§ **GOAL OF THE EXERCISE**: Copy each line below exactly and leave the pictures out.

>> START

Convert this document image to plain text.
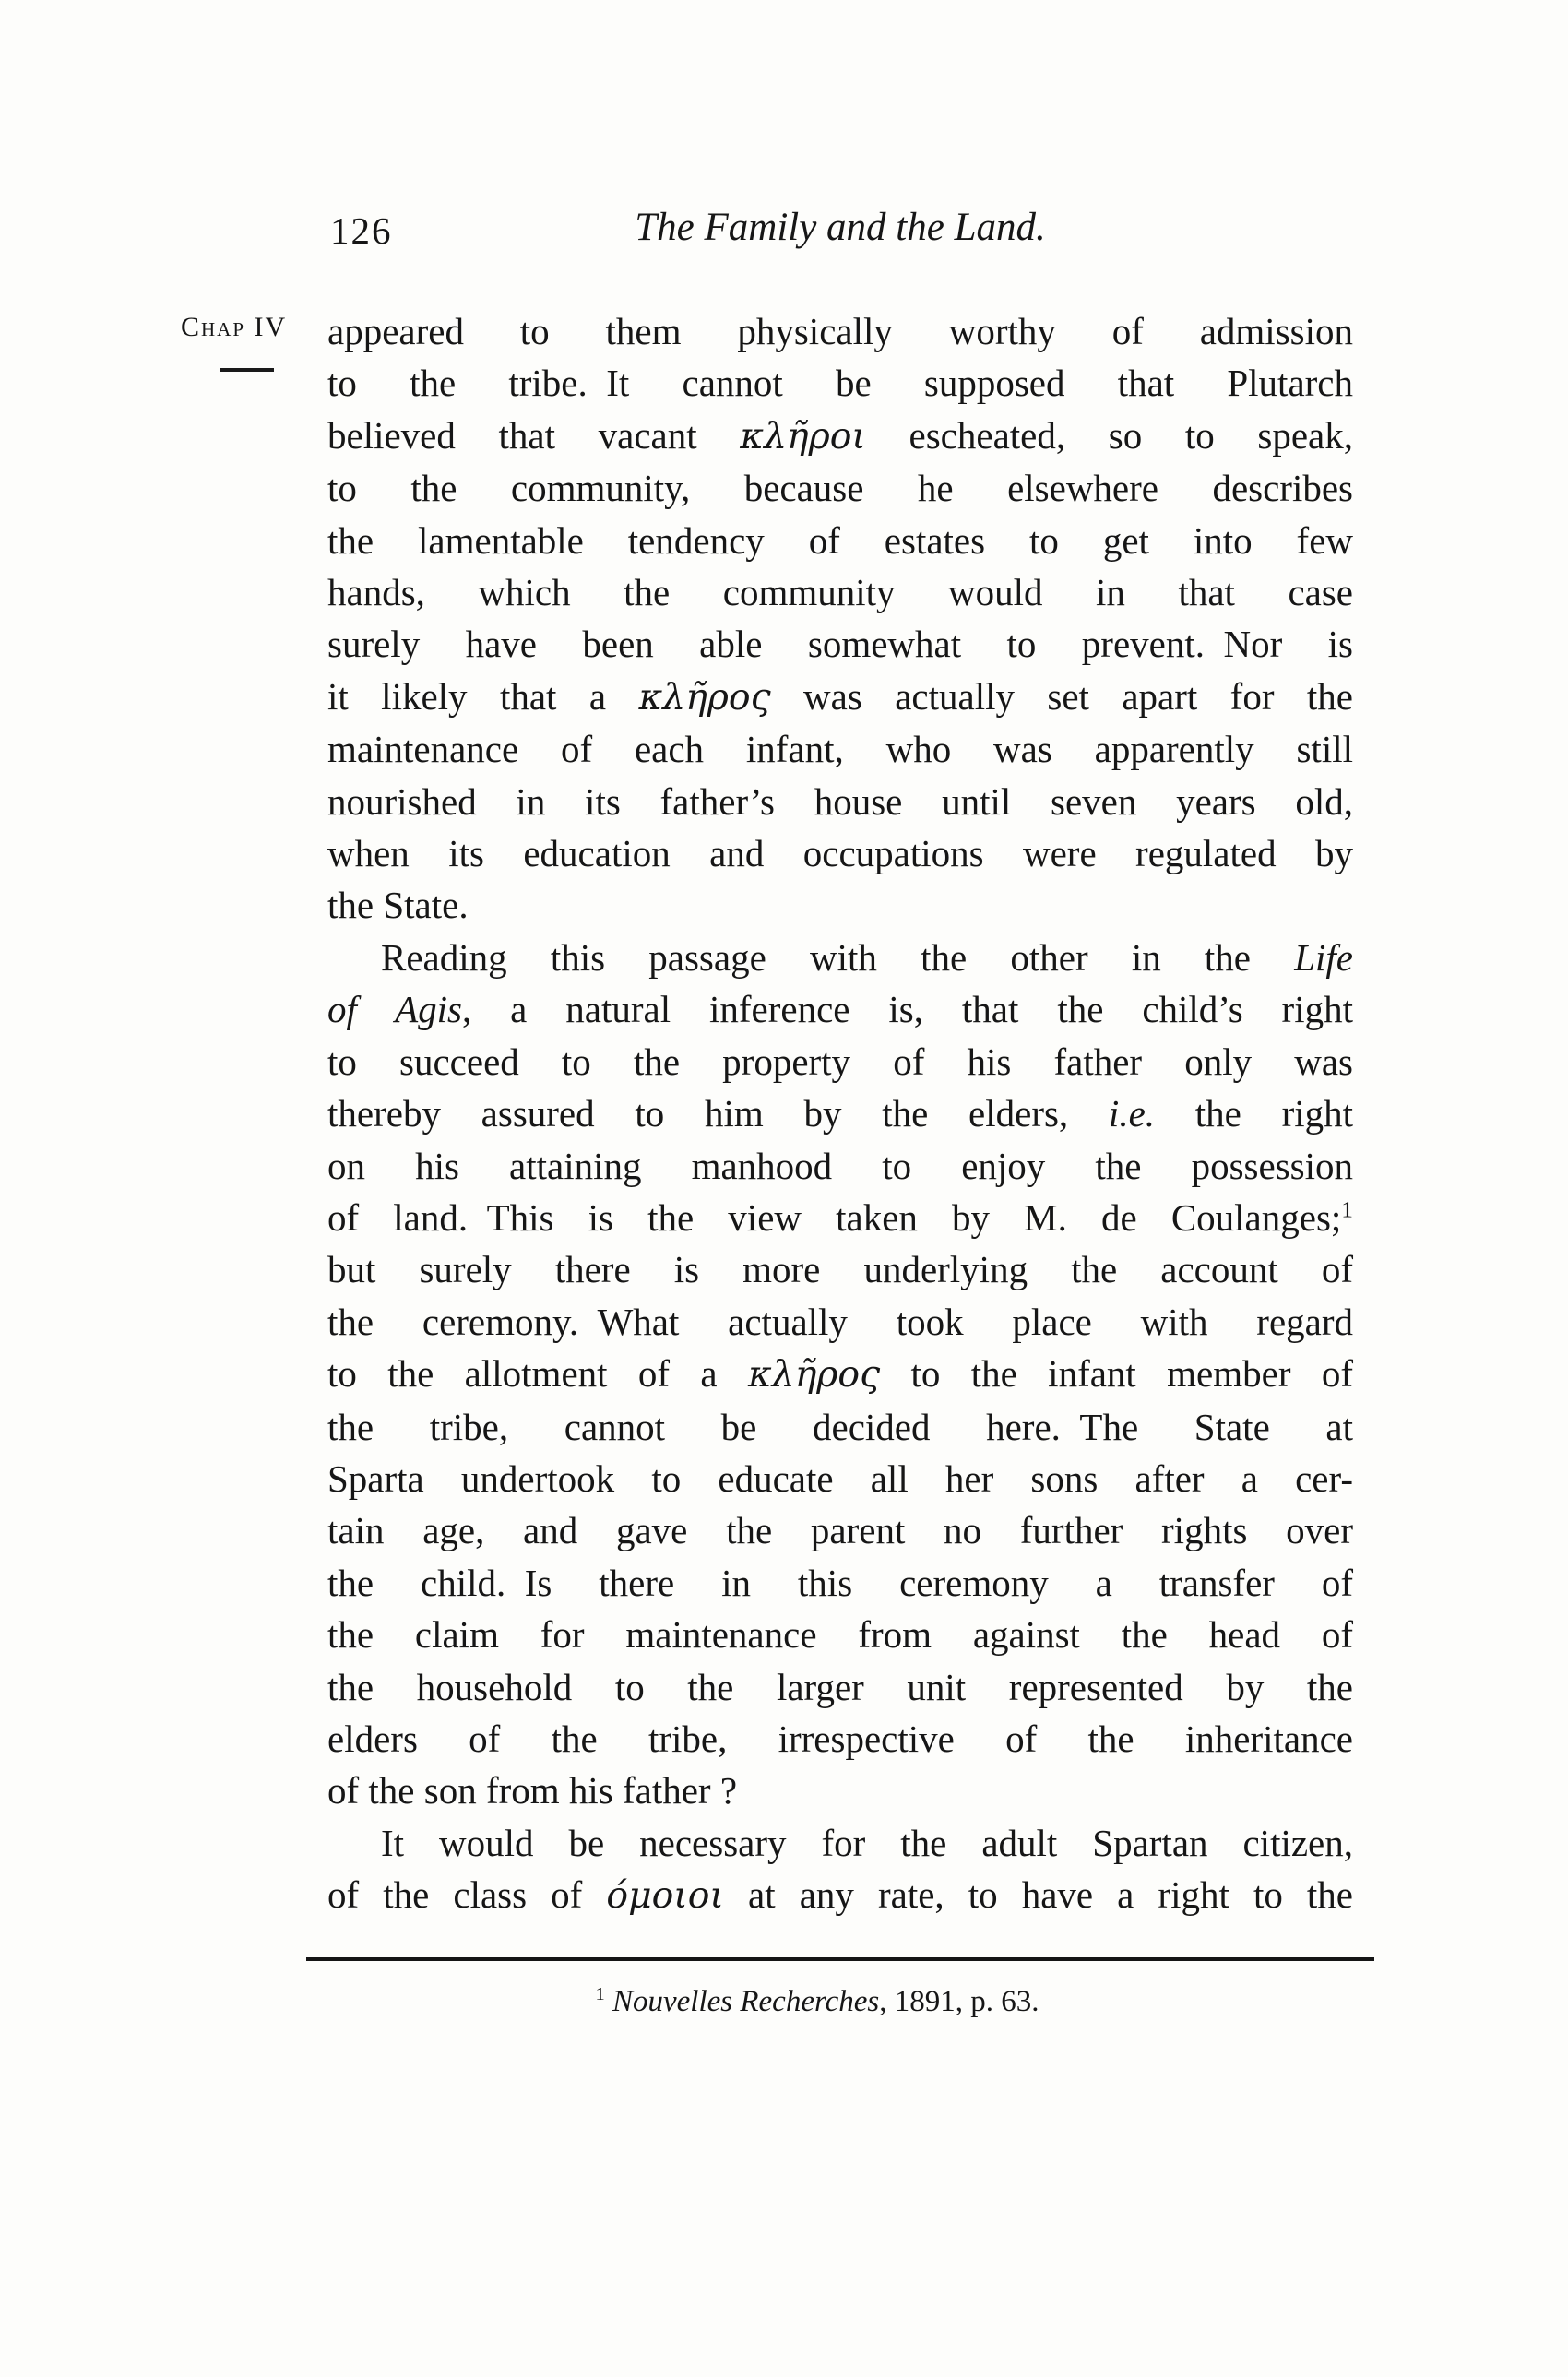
126	The Family and the Land.
Chap IV appeared to them physically worthy of admission
to the tribe. It cannot be supposed that Plutarch
believed that vacant κλῆροι escheated, so to speak,
to the community, because he elsewhere describes
the lamentable tendency of estates to get into few
hands, which the community would in that case
surely have been able somewhat to prevent. Nor is
it likely that a κλῆρος was actually set apart for the
maintenance of each infant, who was apparently still
nourished in its father’s house until seven years old,
when its education and occupations were regulated by
the State.
Reading this passage with the other in the Life
of Agis, a natural inference is, that the child’s right
to succeed to the property of his father only was
thereby assured to him by the elders, i.e. the right
on his attaining manhood to enjoy the possession
of land. This is the view taken by M. de Coulanges;$^1$
but surely there is more underlying the account of
the ceremony. What actually took place with regard
to the allotment of a κλῆρος to the infant member of
the tribe, cannot be decided here. The State at
Sparta undertook to educate all her sons after a cer-
tain age, and gave the parent no further rights over
the child. Is there in this ceremony a transfer of
the claim for maintenance from against the head of
the household to the larger unit represented by the
elders of the tribe, irrespective of the inheritance
of the son from his father ?
It would be necessary for the adult Spartan citizen,
of the class of όμοιοι at any rate, to have a right to the
$^1$ Nouvelles Recherches, 1891, p. 63.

>> END

§ **THE COMPLETED TASK**:
Convert this document image to plain text.
126	The Family and the Land.
Chap IV appeared to them physically worthy of admission
to the tribe. It cannot be supposed that Plutarch
believed that vacant κλῆροι escheated, so to speak,
to the community, because he elsewhere describes
the lamentable tendency of estates to get into few
hands, which the community would in that case
surely have been able somewhat to prevent. Nor is
it likely that a κλῆρος was actually set apart for the
maintenance of each infant, who was apparently still
nourished in its father’s house until seven years old,
when its education and occupations were regulated by
the State.
Reading this passage with the other in the Life
of Agis, a natural inference is, that the child’s right
to succeed to the property of his father only was
thereby assured to him by the elders, i.e. the right
on his attaining manhood to enjoy the possession
of land. This is the view taken by M. de Coulanges;$^1$
but surely there is more underlying the account of
the ceremony. What actually took place with regard
to the allotment of a κλῆρος to the infant member of
the tribe, cannot be decided here. The State at
Sparta undertook to educate all her sons after a cer-
tain age, and gave the parent no further rights over
the child. Is there in this ceremony a transfer of
the claim for maintenance from against the head of
the household to the larger unit represented by the
elders of the tribe, irrespective of the inheritance
of the son from his father ?
It would be necessary for the adult Spartan citizen,
of the class of όμοιοι at any rate, to have a right to the
$^1$ Nouvelles Recherches, 1891, p. 63.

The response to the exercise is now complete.